▸ Job:
Search the data below for the string "color". Extract every line that contains it.

Items from a data source
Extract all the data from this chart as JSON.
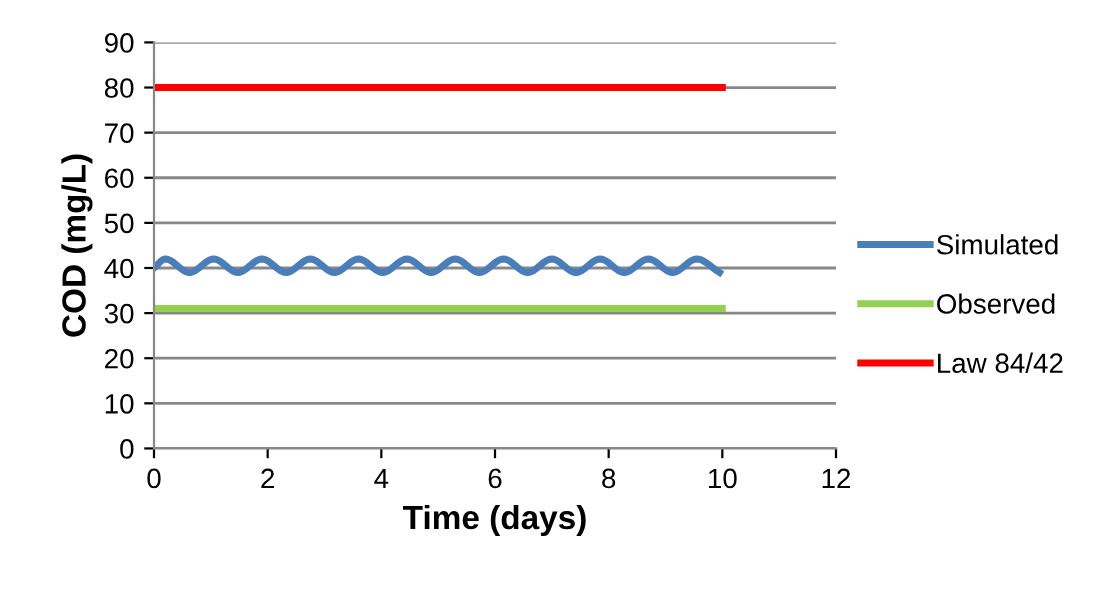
{
  "chart_data": {
    "type": "line",
    "xlabel": "Time (days)",
    "ylabel": "COD (mg/L)",
    "xlim": [
      0,
      12
    ],
    "xticks": [
      0,
      2,
      4,
      6,
      8,
      10,
      12
    ],
    "ylim": [
      0,
      90
    ],
    "yticks": [
      0,
      10,
      20,
      30,
      40,
      50,
      60,
      70,
      80,
      90
    ],
    "grid": "y",
    "legend": "right",
    "marker": "none",
    "line_style": "solid",
    "series": [
      {
        "name": "Simulated",
        "color": "#4a7ebb",
        "x": [
          0,
          0.2,
          0.625,
          1.05,
          1.475,
          1.9,
          2.325,
          2.75,
          3.175,
          3.6,
          4.025,
          4.45,
          4.875,
          5.3,
          5.725,
          6.15,
          6.575,
          7.0,
          7.425,
          7.85,
          8.275,
          8.7,
          9.125,
          9.55,
          9.95
        ],
        "values": [
          40,
          42,
          39,
          42,
          39,
          42,
          39,
          42,
          39,
          42,
          39,
          42,
          39,
          42,
          39,
          42,
          39,
          42,
          39,
          42,
          39,
          42,
          39,
          42,
          39
        ]
      },
      {
        "name": "Observed",
        "color": "#92d050",
        "x": [
          0,
          10
        ],
        "values": [
          31,
          31
        ]
      },
      {
        "name": "Law 84/42",
        "color": "#ff0000",
        "x": [
          0,
          10
        ],
        "values": [
          80,
          80
        ]
      }
    ]
  }
}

▸ Output:
        "color": "#4a7ebb",
        "color": "#92d050",
        "color": "#ff0000",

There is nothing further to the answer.